Items listed in a dataset:
──────

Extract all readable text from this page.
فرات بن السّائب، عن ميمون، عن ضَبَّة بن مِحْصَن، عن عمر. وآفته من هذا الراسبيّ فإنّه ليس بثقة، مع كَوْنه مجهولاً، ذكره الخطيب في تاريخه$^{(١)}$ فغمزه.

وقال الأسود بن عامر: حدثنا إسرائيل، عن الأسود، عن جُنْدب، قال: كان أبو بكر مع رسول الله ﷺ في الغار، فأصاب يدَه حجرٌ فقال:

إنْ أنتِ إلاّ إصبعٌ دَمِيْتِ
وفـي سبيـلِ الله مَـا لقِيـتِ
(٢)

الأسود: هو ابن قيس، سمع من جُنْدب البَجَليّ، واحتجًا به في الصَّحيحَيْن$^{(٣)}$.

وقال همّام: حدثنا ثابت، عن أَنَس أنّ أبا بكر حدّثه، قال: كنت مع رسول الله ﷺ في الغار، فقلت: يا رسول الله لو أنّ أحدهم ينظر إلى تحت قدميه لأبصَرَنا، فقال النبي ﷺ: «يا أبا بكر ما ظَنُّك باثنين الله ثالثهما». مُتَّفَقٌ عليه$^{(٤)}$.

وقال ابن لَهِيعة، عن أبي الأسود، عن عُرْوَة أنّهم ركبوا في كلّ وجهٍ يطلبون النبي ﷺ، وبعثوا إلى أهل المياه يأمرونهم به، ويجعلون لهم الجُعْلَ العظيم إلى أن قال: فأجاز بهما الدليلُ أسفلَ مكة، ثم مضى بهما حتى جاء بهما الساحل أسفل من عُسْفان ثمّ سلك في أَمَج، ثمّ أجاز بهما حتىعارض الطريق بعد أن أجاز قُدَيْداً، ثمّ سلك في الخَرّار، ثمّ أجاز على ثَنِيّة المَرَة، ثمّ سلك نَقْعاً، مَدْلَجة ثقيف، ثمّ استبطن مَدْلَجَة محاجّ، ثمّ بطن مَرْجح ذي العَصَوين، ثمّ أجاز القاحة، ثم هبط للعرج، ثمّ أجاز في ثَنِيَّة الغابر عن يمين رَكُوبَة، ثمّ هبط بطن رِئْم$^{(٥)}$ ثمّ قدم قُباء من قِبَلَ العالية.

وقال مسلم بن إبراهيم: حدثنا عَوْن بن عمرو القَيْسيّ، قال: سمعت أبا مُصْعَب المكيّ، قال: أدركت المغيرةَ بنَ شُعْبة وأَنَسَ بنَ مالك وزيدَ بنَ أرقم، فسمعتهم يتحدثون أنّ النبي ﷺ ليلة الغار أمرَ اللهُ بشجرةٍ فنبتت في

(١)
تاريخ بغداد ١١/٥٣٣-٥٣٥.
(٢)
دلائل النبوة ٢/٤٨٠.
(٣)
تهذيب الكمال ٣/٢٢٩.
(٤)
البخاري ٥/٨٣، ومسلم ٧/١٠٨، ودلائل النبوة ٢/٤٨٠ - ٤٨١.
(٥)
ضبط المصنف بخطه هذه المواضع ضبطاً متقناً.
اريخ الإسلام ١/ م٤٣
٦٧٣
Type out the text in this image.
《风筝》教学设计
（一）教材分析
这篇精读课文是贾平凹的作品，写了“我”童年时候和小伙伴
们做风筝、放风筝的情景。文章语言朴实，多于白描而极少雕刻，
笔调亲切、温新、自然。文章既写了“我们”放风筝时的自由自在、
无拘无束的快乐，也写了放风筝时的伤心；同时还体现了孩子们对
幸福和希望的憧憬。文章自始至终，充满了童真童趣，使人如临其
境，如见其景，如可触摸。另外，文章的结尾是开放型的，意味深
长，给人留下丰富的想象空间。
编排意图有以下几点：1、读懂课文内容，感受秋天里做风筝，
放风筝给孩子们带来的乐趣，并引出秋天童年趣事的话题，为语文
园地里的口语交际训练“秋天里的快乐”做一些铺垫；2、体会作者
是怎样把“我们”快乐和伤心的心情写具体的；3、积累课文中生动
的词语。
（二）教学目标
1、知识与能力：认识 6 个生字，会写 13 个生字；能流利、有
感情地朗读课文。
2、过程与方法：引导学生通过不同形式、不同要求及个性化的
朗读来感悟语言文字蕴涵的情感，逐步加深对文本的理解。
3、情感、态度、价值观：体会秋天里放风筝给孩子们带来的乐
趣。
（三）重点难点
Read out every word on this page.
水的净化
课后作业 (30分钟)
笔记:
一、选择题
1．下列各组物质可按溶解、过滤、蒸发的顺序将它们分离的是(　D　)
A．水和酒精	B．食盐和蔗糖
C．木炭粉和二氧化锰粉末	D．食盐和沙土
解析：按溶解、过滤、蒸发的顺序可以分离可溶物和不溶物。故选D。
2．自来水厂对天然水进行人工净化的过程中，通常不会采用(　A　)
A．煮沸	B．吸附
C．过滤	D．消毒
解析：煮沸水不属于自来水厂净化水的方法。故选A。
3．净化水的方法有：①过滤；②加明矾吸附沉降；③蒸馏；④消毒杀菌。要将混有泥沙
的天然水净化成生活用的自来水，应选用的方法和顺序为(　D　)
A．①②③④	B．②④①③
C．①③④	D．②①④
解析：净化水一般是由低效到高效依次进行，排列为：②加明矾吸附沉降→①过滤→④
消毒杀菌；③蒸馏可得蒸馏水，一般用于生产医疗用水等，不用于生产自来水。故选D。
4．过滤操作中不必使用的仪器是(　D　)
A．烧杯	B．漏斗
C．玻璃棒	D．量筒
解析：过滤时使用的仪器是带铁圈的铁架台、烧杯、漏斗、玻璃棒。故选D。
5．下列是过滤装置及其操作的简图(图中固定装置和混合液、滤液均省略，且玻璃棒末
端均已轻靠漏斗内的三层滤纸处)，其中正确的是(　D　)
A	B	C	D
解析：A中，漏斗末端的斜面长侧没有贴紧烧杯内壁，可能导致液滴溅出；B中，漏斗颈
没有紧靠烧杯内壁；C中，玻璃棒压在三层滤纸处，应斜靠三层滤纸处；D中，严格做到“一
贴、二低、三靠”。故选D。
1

──────

■ THE REQUEST:
Extract each entry in full and write it down exactly.

■ COMPLETE OUTPUT:
Extract all readable text from this page.
فرات بن السّائب، عن ميمون، عن ضَبَّة بن مِحْصَن، عن عمر. وآفته من هذا الراسبيّ فإنّه ليس بثقة، مع كَوْنه مجهولاً، ذكره الخطيب في تاريخه$^{(١)}$ فغمزه.

وقال الأسود بن عامر: حدثنا إسرائيل، عن الأسود، عن جُنْدب، قال: كان أبو بكر مع رسول الله ﷺ في الغار، فأصاب يدَه حجرٌ فقال:

إنْ أنتِ إلاّ إصبعٌ دَمِيْتِ
وفـي سبيـلِ الله مَـا لقِيـتِ
(٢)

الأسود: هو ابن قيس، سمع من جُنْدب البَجَليّ، واحتجًا به في الصَّحيحَيْن$^{(٣)}$.

وقال همّام: حدثنا ثابت، عن أَنَس أنّ أبا بكر حدّثه، قال: كنت مع رسول الله ﷺ في الغار، فقلت: يا رسول الله لو أنّ أحدهم ينظر إلى تحت قدميه لأبصَرَنا، فقال النبي ﷺ: «يا أبا بكر ما ظَنُّك باثنين الله ثالثهما». مُتَّفَقٌ عليه$^{(٤)}$.

وقال ابن لَهِيعة، عن أبي الأسود، عن عُرْوَة أنّهم ركبوا في كلّ وجهٍ يطلبون النبي ﷺ، وبعثوا إلى أهل المياه يأمرونهم به، ويجعلون لهم الجُعْلَ العظيم إلى أن قال: فأجاز بهما الدليلُ أسفلَ مكة، ثم مضى بهما حتى جاء بهما الساحل أسفل من عُسْفان ثمّ سلك في أَمَج، ثمّ أجاز بهما حتىعارض الطريق بعد أن أجاز قُدَيْداً، ثمّ سلك في الخَرّار، ثمّ أجاز على ثَنِيّة المَرَة، ثمّ سلك نَقْعاً، مَدْلَجة ثقيف، ثمّ استبطن مَدْلَجَة محاجّ، ثمّ بطن مَرْجح ذي العَصَوين، ثمّ أجاز القاحة، ثم هبط للعرج، ثمّ أجاز في ثَنِيَّة الغابر عن يمين رَكُوبَة، ثمّ هبط بطن رِئْم$^{(٥)}$ ثمّ قدم قُباء من قِبَلَ العالية.

وقال مسلم بن إبراهيم: حدثنا عَوْن بن عمرو القَيْسيّ، قال: سمعت أبا مُصْعَب المكيّ، قال: أدركت المغيرةَ بنَ شُعْبة وأَنَسَ بنَ مالك وزيدَ بنَ أرقم، فسمعتهم يتحدثون أنّ النبي ﷺ ليلة الغار أمرَ اللهُ بشجرةٍ فنبتت في

(١)
تاريخ بغداد ١١/٥٣٣-٥٣٥.
(٢)
دلائل النبوة ٢/٤٨٠.
(٣)
تهذيب الكمال ٣/٢٢٩.
(٤)
البخاري ٥/٨٣، ومسلم ٧/١٠٨، ودلائل النبوة ٢/٤٨٠ - ٤٨١.
(٥)
ضبط المصنف بخطه هذه المواضع ضبطاً متقناً.
اريخ الإسلام ١/ م٤٣
٦٧٣
Type out the text in this image.
《风筝》教学设计
（一）教材分析
这篇精读课文是贾平凹的作品，写了“我”童年时候和小伙伴
们做风筝、放风筝的情景。文章语言朴实，多于白描而极少雕刻，
笔调亲切、温新、自然。文章既写了“我们”放风筝时的自由自在、
无拘无束的快乐，也写了放风筝时的伤心；同时还体现了孩子们对
幸福和希望的憧憬。文章自始至终，充满了童真童趣，使人如临其
境，如见其景，如可触摸。另外，文章的结尾是开放型的，意味深
长，给人留下丰富的想象空间。
编排意图有以下几点：1、读懂课文内容，感受秋天里做风筝，
放风筝给孩子们带来的乐趣，并引出秋天童年趣事的话题，为语文
园地里的口语交际训练“秋天里的快乐”做一些铺垫；2、体会作者
是怎样把“我们”快乐和伤心的心情写具体的；3、积累课文中生动
的词语。
（二）教学目标
1、知识与能力：认识 6 个生字，会写 13 个生字；能流利、有
感情地朗读课文。
2、过程与方法：引导学生通过不同形式、不同要求及个性化的
朗读来感悟语言文字蕴涵的情感，逐步加深对文本的理解。
3、情感、态度、价值观：体会秋天里放风筝给孩子们带来的乐
趣。
（三）重点难点
Read out every word on this page.
水的净化
课后作业 (30分钟)
笔记:
一、选择题
1．下列各组物质可按溶解、过滤、蒸发的顺序将它们分离的是(　D　)
A．水和酒精	B．食盐和蔗糖
C．木炭粉和二氧化锰粉末	D．食盐和沙土
解析：按溶解、过滤、蒸发的顺序可以分离可溶物和不溶物。故选D。
2．自来水厂对天然水进行人工净化的过程中，通常不会采用(　A　)
A．煮沸	B．吸附
C．过滤	D．消毒
解析：煮沸水不属于自来水厂净化水的方法。故选A。
3．净化水的方法有：①过滤；②加明矾吸附沉降；③蒸馏；④消毒杀菌。要将混有泥沙
的天然水净化成生活用的自来水，应选用的方法和顺序为(　D　)
A．①②③④	B．②④①③
C．①③④	D．②①④
解析：净化水一般是由低效到高效依次进行，排列为：②加明矾吸附沉降→①过滤→④
消毒杀菌；③蒸馏可得蒸馏水，一般用于生产医疗用水等，不用于生产自来水。故选D。
4．过滤操作中不必使用的仪器是(　D　)
A．烧杯	B．漏斗
C．玻璃棒	D．量筒
解析：过滤时使用的仪器是带铁圈的铁架台、烧杯、漏斗、玻璃棒。故选D。
5．下列是过滤装置及其操作的简图(图中固定装置和混合液、滤液均省略，且玻璃棒末
端均已轻靠漏斗内的三层滤纸处)，其中正确的是(　D　)
A	B	C	D
解析：A中，漏斗末端的斜面长侧没有贴紧烧杯内壁，可能导致液滴溅出；B中，漏斗颈
没有紧靠烧杯内壁；C中，玻璃棒压在三层滤纸处，应斜靠三层滤纸处；D中，严格做到“一
贴、二低、三靠”。故选D。
1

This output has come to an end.